YOUR TASKS
(1) Please decide whether each statement below agrees with the passage on EPLI coverage, answering yes or no and quoting the deciding words. (a) Most insurance brokers have not heard of EPLI coverage. (b) The average cost of defending and settling employment law cases is under $100,000. (c) A business that follows best practices and policies will not face lawsuits from employees.
(2) Write what comes next in the passage on EPLI coverage, beginning after its final sentence.

EXTRACTED TEXT
**********

There can be significant advantages when partnering with a Professional Employer Organization (PEO), especially for a small employer that may not have the breadth of HR expertise or the advantage of an entire risk management department.

Perhaps most important to their clients is that PEOs keep up with regulatory changes to ensure compliance and minimize risk to business owners.

This is why it is important to ensure that the PEOs you consider are not only up-to-date on regulations, proactively inform you of regulatory changes, but that they also provide an appropriate risk management system that includes Employment Practices Liability Insurance (EPLI).  

Often referred to as EPLI coverage, this insurance  protects businesses against an area of United States labor laws that deal with wrongful termination, sexual harassment, discrimination, invasion of privacy, false imprisonment, breach of contract, emotional distress, and wage and hour law violations. 

Not all EPLI Policies are Created Equally

Not all insurance products are alike, and neither are EPLI coverages. While the advent of EPLI coverages is still relatively new (compared with traditional insurance products), most insurance brokers still have not heard of such coverage, do not know what the acronym means, and do not know the limitations and restrictions of EPLI coverage.

Thus, it is critical that your PEO know the various EPLI plans which are available and what they cover and do not cover.  

Businesses cannot afford to ignore the chance that a workplace offense could put their organization in serious peril. After all, a big judgment for an aggrieved employee, not to mention the cost of litigation, could be devastating. But the right insurance policy could soften the blow. It might even save a business.

Even unfounded allegations can come with a price—which is why EPLI is essential. A business may do everything right and follow best practices and policies, but that does not stop employees from filing lawsuits, especially in poor economic times. The average cost for defending and settling employment law cases is over $150,000.00.

**********

Element-and-box listings
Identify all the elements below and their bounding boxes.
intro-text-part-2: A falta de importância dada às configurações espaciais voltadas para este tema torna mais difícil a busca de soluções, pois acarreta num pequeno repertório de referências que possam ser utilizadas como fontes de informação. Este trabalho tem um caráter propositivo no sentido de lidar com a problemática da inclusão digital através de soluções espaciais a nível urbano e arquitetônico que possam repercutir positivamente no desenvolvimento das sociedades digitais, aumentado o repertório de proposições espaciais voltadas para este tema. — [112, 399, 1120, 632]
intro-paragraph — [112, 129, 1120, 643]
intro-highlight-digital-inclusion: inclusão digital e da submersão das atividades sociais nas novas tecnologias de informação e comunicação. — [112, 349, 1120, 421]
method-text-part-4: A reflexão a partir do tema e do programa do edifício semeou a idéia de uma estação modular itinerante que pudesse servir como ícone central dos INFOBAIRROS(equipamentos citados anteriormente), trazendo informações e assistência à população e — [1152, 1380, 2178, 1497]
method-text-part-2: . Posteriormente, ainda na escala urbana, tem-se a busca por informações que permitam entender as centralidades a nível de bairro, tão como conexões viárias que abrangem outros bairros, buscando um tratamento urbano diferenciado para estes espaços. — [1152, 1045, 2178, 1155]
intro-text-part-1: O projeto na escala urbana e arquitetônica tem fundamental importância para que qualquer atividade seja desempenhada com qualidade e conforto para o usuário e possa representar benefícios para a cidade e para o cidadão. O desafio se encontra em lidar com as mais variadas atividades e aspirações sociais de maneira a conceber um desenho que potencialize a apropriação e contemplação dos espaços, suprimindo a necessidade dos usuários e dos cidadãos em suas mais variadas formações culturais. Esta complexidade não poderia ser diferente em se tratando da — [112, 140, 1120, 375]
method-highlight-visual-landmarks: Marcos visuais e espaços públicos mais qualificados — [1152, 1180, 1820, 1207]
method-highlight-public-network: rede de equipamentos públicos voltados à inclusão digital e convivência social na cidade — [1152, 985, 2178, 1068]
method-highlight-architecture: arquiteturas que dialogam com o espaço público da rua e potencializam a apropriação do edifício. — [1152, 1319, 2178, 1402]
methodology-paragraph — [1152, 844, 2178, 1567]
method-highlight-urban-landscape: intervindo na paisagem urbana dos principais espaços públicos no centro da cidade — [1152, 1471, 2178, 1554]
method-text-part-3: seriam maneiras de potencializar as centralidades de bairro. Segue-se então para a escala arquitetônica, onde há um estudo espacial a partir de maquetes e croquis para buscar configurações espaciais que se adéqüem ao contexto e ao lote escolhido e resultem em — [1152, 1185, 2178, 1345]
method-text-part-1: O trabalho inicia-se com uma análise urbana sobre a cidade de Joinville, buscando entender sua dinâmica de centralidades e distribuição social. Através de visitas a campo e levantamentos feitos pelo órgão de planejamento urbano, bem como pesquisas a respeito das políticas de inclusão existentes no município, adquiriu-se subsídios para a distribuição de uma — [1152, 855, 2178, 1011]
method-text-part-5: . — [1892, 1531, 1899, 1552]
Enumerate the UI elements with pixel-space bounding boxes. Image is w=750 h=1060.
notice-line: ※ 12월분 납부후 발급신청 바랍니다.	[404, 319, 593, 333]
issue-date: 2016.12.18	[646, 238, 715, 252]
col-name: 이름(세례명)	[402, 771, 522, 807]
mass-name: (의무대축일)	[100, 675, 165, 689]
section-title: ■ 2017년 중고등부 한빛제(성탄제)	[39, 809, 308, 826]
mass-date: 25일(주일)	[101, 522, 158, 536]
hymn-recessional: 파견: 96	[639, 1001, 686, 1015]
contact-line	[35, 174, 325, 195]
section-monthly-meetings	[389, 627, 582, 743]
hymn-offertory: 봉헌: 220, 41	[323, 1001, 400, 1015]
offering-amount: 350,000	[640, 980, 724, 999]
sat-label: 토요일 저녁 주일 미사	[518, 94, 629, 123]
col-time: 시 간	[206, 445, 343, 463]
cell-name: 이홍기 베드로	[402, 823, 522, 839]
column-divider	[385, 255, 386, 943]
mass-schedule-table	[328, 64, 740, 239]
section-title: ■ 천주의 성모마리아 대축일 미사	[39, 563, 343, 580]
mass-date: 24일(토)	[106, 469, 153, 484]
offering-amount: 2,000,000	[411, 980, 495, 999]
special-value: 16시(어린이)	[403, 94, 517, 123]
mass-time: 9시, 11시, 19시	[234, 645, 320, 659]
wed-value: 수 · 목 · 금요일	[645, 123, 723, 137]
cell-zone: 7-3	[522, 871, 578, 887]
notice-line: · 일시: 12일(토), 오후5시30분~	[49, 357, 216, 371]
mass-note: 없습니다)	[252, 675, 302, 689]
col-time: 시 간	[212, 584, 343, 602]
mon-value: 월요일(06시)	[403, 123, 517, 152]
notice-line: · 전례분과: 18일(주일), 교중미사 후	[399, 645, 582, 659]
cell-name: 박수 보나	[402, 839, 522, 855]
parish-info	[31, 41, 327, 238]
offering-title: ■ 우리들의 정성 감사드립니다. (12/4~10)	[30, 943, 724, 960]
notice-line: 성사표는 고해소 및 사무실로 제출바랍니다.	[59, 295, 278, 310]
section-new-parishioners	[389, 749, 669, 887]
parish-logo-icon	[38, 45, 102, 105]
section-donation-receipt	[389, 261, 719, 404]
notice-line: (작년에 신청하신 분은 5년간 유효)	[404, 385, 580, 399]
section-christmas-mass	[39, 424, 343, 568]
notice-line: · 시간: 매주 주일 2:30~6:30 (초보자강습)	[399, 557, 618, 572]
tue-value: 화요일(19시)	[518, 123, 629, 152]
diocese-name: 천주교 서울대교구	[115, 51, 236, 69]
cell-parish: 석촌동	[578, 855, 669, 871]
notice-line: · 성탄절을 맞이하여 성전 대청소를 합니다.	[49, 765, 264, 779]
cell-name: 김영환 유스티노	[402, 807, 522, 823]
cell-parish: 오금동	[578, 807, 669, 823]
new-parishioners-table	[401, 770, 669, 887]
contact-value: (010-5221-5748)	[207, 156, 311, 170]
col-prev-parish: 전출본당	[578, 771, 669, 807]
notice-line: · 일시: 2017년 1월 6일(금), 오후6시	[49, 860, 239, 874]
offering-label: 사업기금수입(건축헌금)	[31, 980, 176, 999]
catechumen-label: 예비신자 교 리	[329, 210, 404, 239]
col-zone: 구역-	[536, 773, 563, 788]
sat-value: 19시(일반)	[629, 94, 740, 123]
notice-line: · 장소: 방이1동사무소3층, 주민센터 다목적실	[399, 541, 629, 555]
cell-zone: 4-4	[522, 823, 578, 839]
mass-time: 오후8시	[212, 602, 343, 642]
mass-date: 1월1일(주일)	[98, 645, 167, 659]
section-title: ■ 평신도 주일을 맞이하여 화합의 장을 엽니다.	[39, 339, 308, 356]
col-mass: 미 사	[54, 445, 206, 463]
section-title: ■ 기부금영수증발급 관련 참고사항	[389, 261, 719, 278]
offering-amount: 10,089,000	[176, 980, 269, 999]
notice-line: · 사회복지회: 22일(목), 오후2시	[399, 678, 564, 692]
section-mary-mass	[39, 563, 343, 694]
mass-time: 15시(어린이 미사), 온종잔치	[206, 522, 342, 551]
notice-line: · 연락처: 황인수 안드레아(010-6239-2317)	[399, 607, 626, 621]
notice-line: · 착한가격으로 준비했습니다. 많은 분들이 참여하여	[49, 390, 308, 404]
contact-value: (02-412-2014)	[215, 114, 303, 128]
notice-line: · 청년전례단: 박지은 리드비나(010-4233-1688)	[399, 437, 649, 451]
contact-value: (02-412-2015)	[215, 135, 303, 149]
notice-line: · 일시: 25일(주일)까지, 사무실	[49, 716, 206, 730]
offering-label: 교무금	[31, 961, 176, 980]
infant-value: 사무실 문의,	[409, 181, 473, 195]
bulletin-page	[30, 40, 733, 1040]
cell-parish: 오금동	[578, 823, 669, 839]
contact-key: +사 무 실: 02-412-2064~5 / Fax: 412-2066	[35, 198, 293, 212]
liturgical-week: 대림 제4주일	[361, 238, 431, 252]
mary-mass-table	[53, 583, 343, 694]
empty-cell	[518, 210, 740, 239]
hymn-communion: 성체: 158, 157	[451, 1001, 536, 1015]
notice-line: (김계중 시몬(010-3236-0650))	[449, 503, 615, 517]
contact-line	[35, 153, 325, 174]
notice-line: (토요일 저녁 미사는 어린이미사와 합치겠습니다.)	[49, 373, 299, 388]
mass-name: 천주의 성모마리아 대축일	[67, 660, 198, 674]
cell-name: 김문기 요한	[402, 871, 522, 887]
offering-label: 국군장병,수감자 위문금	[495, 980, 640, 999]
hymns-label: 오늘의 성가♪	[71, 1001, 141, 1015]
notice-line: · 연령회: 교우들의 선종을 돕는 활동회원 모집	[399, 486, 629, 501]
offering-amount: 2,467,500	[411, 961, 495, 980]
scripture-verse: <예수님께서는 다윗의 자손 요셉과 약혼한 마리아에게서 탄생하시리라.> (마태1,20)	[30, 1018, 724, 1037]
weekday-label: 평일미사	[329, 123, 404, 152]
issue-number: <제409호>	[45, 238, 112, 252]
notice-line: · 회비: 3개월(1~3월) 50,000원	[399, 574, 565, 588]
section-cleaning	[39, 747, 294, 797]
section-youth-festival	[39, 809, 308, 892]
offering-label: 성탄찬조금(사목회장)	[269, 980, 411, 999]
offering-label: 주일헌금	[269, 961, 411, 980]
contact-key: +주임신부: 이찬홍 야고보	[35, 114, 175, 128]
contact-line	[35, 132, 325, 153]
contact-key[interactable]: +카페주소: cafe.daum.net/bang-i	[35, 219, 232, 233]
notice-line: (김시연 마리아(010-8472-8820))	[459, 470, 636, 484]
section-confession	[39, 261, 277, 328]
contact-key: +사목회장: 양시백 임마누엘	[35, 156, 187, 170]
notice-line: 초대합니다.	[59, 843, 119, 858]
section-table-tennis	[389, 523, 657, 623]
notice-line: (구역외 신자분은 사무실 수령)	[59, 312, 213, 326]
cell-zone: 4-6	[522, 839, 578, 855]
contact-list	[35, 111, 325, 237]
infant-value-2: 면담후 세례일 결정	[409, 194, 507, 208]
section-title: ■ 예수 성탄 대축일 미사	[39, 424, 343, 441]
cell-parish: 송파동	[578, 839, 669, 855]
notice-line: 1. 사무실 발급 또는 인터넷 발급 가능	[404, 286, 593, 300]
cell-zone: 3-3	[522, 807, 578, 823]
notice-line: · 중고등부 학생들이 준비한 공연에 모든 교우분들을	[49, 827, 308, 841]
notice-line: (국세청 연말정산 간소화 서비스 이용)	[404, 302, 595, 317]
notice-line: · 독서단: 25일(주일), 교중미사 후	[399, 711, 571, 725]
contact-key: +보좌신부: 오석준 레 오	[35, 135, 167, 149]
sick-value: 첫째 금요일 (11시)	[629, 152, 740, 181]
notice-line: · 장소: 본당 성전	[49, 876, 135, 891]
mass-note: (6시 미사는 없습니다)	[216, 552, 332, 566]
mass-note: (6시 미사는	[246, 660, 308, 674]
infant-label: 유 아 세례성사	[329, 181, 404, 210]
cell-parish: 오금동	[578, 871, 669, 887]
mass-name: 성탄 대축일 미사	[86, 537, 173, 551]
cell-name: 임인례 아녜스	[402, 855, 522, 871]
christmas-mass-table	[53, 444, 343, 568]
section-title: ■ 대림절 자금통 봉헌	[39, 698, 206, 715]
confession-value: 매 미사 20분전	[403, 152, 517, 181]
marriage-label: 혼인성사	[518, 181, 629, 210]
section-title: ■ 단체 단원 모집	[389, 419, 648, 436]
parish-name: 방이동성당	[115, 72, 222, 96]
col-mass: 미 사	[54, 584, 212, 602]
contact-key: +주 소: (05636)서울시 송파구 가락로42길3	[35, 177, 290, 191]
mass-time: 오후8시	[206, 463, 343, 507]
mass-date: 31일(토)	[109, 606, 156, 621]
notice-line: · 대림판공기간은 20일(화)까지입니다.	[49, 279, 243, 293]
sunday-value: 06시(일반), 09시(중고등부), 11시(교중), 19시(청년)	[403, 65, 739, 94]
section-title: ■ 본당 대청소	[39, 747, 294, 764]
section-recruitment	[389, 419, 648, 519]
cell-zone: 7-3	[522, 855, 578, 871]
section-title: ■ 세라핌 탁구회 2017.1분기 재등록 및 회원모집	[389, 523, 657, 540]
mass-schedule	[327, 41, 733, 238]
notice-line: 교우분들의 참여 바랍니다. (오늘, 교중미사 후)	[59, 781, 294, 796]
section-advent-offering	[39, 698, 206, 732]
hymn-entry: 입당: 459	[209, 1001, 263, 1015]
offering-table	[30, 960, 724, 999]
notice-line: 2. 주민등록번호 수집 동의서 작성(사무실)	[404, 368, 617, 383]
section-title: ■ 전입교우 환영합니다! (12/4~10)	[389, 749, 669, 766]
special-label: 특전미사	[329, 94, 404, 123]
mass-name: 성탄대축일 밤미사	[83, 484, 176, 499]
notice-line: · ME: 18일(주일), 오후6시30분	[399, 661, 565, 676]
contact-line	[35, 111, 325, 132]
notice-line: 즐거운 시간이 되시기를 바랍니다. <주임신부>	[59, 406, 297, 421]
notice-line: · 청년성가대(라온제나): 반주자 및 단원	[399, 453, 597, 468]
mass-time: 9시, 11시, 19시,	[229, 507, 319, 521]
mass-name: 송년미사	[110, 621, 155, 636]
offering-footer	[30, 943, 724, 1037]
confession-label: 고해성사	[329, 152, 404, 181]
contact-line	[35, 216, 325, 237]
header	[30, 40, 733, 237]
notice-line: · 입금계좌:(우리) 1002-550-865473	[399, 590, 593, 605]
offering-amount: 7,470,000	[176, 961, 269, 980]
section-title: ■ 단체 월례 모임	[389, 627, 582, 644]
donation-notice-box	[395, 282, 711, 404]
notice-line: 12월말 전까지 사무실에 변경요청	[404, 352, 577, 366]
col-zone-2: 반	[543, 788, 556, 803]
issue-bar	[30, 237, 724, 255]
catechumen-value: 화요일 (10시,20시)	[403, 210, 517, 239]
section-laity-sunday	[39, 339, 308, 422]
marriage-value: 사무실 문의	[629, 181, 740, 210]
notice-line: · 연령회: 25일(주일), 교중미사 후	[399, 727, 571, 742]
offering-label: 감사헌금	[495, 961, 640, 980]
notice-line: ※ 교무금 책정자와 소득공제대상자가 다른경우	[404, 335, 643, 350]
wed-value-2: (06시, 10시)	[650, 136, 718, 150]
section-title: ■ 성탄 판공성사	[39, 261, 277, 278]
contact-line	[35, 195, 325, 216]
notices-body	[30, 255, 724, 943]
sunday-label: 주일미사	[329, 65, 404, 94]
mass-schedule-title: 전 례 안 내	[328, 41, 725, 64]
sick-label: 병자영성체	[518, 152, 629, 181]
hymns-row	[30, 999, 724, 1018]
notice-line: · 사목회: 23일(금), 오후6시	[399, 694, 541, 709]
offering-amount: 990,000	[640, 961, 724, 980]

**********

IN RESPONSE
(1)
(a) Yes: "most insurance brokers still have not heard of such coverage"
(b) No: "The average cost for defending and settling employment law cases is over $150,000.00."
(c) No: "A business may do everything right and follow best practices and policies, but that does not stop employees from filing lawsuits"

(2)
Make Sure The EPLI Policy has the Coverages You Want

In vetting EPLI coverages it is essential to note that standard EPLI policies generally do not include wage and hour claims, such as allegations of non-payment of over-time, missed meal and rest breaks, deficient pay checks, shortchanging employees on tips or failing to pay for time spent checking bags or putting on protective clothing. Other types of claims that typically are excluded relate to the Worker Adjustment and Retraining Notification Act, COBRA, the National Labor Relations Act, the Occupational Safety and Health Act, and the Americans with Disabilities Act.

Therefore, it is critical in choosing a PEO or in choosing between various options of EPLI coverage within a PEO, that the PEO understand that a standard EPLI policy has significant gaps in coverage and in areas where the business/employer is most vulnerable – wage and hour issues.

It is for this reason that in choosing a PEO, to first inquire if the EPLI coverage being offered also has what is often termed as a “wage and hour supplement”. Such supplemental coverage, provides limited coverage for wage and hour claims and such limitations must also be understood. But the important thing to know and to enquire about is whether such supplemental coverage is offered and if not, can it be obtained.

If wage and hour supplemental coverage is offered, be mindful that such coverage can and only covers the cost of defense (legal fees and costs), but does not provide indemnity coverage (settlements or judgments).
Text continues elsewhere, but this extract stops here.